::: Texto apresentado :::

Acórdão Nº 5037601-77.2021.8.24.0000 do Grupo de Câmaras de Direito Público, 22-09-2021

Número do processo5037601-77.2021.8.24.0000
Data22 Setembro 2021
Tribunal de OrigemTribunal de Justiça de Santa Catarina
ÓrgãoGrupo de Câmaras de Direito Público
Classe processualAção Rescisória (Grupo Público)
Tipo de documentoAcórdão
Ação Rescisória (Grupo Público) Nº 5037601-77.2021.8.24.0000/

RELATOR: Desembargador VILSON FONTANA

AUTOR: ANDRE LEONARDO FURTADO RÉU: ESTADO DE SANTA CATARINA

RELATÓRIO

André Leonardo Furtado, representado por Ileonilda de Fátima Furtado, ajuizou ação rescisória contra o Estado de Santa Catarina objetivando desconstituir o capítulo referente à correção monetária da decisão monocrática prolatada nos autos n. 0300147-68.2014.8.24.0017, da 1ª Câmara de Direito Público.

Disse que a decisão fixou a TR como índice de atualização monetária e que transitou em julgado antes da inconstitucionalidade reconhecida pelo STF no RE 870.947 - Tema 810 e na ADI 5348, havendo manifesta violação à norma jurídica que autoriza o pleito rescisório, com fundamento nos arts. 535, § 8º e 966, V, do CPC, para que seja aplicado o IPCA-E (Evento 1).

Foi deferida a gratuidade (Evento 3).

::: Dados fornecidos :::

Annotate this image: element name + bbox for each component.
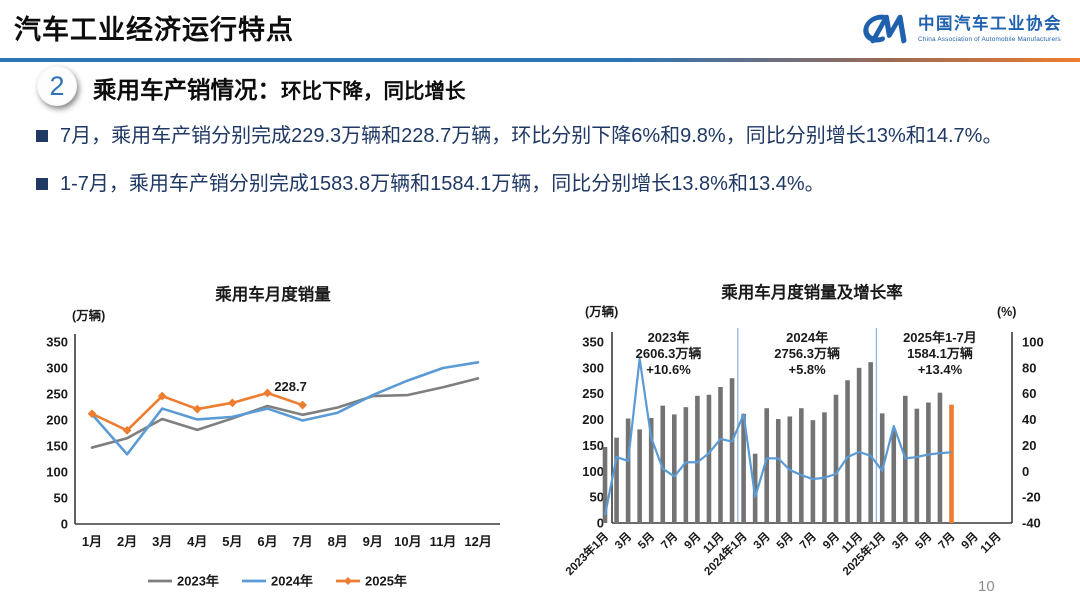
section-number-badge: 2 bbox=[37, 66, 77, 106]
svg-text:250: 250 bbox=[582, 386, 604, 401]
logo-org-name: 中国汽车工业协会 bbox=[918, 15, 1062, 34]
bullet-item: 1-7月，乘用车产销分别完成1583.8万辆和1584.1万辆，同比分别增长13… bbox=[36, 169, 1026, 200]
svg-text:100: 100 bbox=[1022, 335, 1044, 350]
svg-text:7月: 7月 bbox=[659, 530, 681, 552]
svg-text:2025年: 2025年 bbox=[365, 574, 407, 589]
bullet-marker bbox=[36, 130, 48, 142]
svg-text:2024年: 2024年 bbox=[786, 330, 828, 345]
svg-text:0: 0 bbox=[61, 517, 68, 532]
svg-text:100: 100 bbox=[46, 465, 68, 480]
svg-text:2024年: 2024年 bbox=[271, 574, 313, 589]
svg-text:(万辆): (万辆) bbox=[72, 308, 105, 323]
svg-text:1584.1万辆: 1584.1万辆 bbox=[907, 346, 973, 361]
svg-text:(%): (%) bbox=[997, 305, 1016, 319]
svg-text:3月: 3月 bbox=[612, 530, 634, 552]
svg-text:5月: 5月 bbox=[222, 534, 242, 549]
bullet-marker bbox=[36, 178, 48, 190]
svg-text:7月: 7月 bbox=[797, 530, 819, 552]
svg-text:9月: 9月 bbox=[682, 530, 704, 552]
svg-text:3月: 3月 bbox=[751, 530, 773, 552]
svg-text:11月: 11月 bbox=[978, 530, 1004, 556]
svg-text:3月: 3月 bbox=[152, 534, 172, 549]
svg-text:350: 350 bbox=[46, 335, 68, 350]
svg-text:-40: -40 bbox=[1022, 516, 1041, 531]
svg-text:2023年1月: 2023年1月 bbox=[562, 529, 611, 578]
svg-text:228.7: 228.7 bbox=[274, 379, 307, 394]
svg-text:1月: 1月 bbox=[82, 534, 102, 549]
svg-text:2756.3万辆: 2756.3万辆 bbox=[774, 346, 840, 361]
caam-logo: 中国汽车工业协会 China Association of Automobile… bbox=[851, 10, 1062, 48]
svg-text:150: 150 bbox=[582, 438, 604, 453]
svg-text:11月: 11月 bbox=[430, 534, 457, 549]
svg-text:0: 0 bbox=[597, 516, 604, 531]
svg-text:5月: 5月 bbox=[913, 530, 935, 552]
svg-text:(万辆): (万辆) bbox=[585, 304, 618, 319]
svg-text:9月: 9月 bbox=[363, 534, 383, 549]
svg-text:7月: 7月 bbox=[292, 534, 312, 549]
svg-text:6月: 6月 bbox=[257, 534, 277, 549]
svg-text:-20: -20 bbox=[1022, 490, 1041, 505]
svg-text:10月: 10月 bbox=[394, 534, 421, 549]
svg-text:2025年1-7月: 2025年1-7月 bbox=[903, 330, 977, 345]
caam-monogram-icon bbox=[863, 14, 907, 44]
svg-text:350: 350 bbox=[582, 335, 604, 350]
page-title: 汽车工业经济运行特点 bbox=[14, 15, 294, 45]
svg-text:+5.8%: +5.8% bbox=[789, 362, 827, 377]
svg-text:12月: 12月 bbox=[464, 534, 491, 549]
page-number: 10 bbox=[978, 578, 995, 595]
logo-org-name-en: China Association of Automobile Manufact… bbox=[918, 35, 1061, 43]
bullet-item: 7月，乘用车产销分别完成229.3万辆和228.7万辆，环比分别下降6%和9.8… bbox=[36, 121, 1026, 152]
bullet-list: 7月，乘用车产销分别完成229.3万辆和228.7万辆，环比分别下降6%和9.8… bbox=[36, 121, 1026, 217]
svg-text:2606.3万辆: 2606.3万辆 bbox=[636, 346, 702, 361]
svg-text:250: 250 bbox=[46, 387, 68, 402]
bullet-text: 7月，乘用车产销分别完成229.3万辆和228.7万辆，环比分别下降6%和9.8… bbox=[60, 125, 1003, 147]
section-heading: 乘用车产销情况：环比下降，同比增长 bbox=[93, 71, 466, 105]
svg-text:200: 200 bbox=[582, 412, 604, 427]
svg-text:9月: 9月 bbox=[820, 530, 842, 552]
svg-text:2023年: 2023年 bbox=[648, 330, 690, 345]
svg-text:50: 50 bbox=[54, 491, 68, 506]
monthly-sales-line-chart: 乘用车月度销量 (万辆) 0 50 100 150 200 250 300 350 1月 2月 3月 4月… bbox=[46, 284, 500, 589]
monthly-sales-growth-combo-chart: 乘用车月度销量及增长率(万辆) (%)050100150200250300350-… bbox=[562, 282, 1044, 578]
section-heading-main: 乘用车产销情况： bbox=[93, 77, 281, 103]
svg-text:150: 150 bbox=[46, 439, 68, 454]
svg-text:100: 100 bbox=[582, 464, 604, 479]
header-divider bbox=[0, 58, 1080, 62]
svg-text:80: 80 bbox=[1022, 360, 1036, 375]
svg-text:50: 50 bbox=[590, 490, 604, 505]
svg-text:乘用车月度销量及增长率: 乘用车月度销量及增长率 bbox=[720, 282, 903, 302]
svg-text:300: 300 bbox=[46, 361, 68, 376]
svg-text:4月: 4月 bbox=[187, 534, 207, 549]
svg-text:2月: 2月 bbox=[117, 534, 137, 549]
svg-text:8月: 8月 bbox=[328, 534, 348, 549]
svg-text:2023年: 2023年 bbox=[177, 574, 219, 589]
svg-text:5月: 5月 bbox=[774, 530, 796, 552]
svg-text:7月: 7月 bbox=[936, 530, 958, 552]
svg-text:+10.6%: +10.6% bbox=[646, 362, 691, 377]
bullet-text: 1-7月，乘用车产销分别完成1583.8万辆和1584.1万辆，同比分别增长13… bbox=[60, 173, 825, 195]
svg-text:9月: 9月 bbox=[959, 530, 981, 552]
svg-text:40: 40 bbox=[1022, 412, 1036, 427]
svg-text:60: 60 bbox=[1022, 386, 1036, 401]
svg-text:300: 300 bbox=[582, 360, 604, 375]
svg-text:20: 20 bbox=[1022, 438, 1036, 453]
svg-text:+13.4%: +13.4% bbox=[918, 362, 963, 377]
svg-text:3月: 3月 bbox=[890, 530, 912, 552]
svg-text:200: 200 bbox=[46, 413, 68, 428]
svg-text:5月: 5月 bbox=[635, 530, 657, 552]
section-heading-sub: 环比下降，同比增长 bbox=[281, 80, 466, 103]
svg-text:乘用车月度销量: 乘用车月度销量 bbox=[214, 284, 331, 304]
svg-text:0: 0 bbox=[1022, 464, 1029, 479]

:::

Instruções da tarefa: Traduza para o inglês esta frase do acórdão: "André Leonardo Furtado, representado por Ileonilda de Fátima Furtado, ajuizou ação rescisória contra o Estado de Santa Catarina objetivando desconstituir o capítulo referente à correção monetária da decisão monocrática prolatada nos autos n. 0300147-68.2014.8.24.0017, da 1ª Câmara de Direito Público."

Resposta ao exercício: André Leonardo Furtado, represented by Ileonilda de Fátima Furtado, filed a rescissory action against the State of Santa Catarina seeking to set aside the part concerning monetary adjustment of the single-judge decision issued in case no. 0300147-68.2014.8.24.0017, of the 1st Public Law Chamber.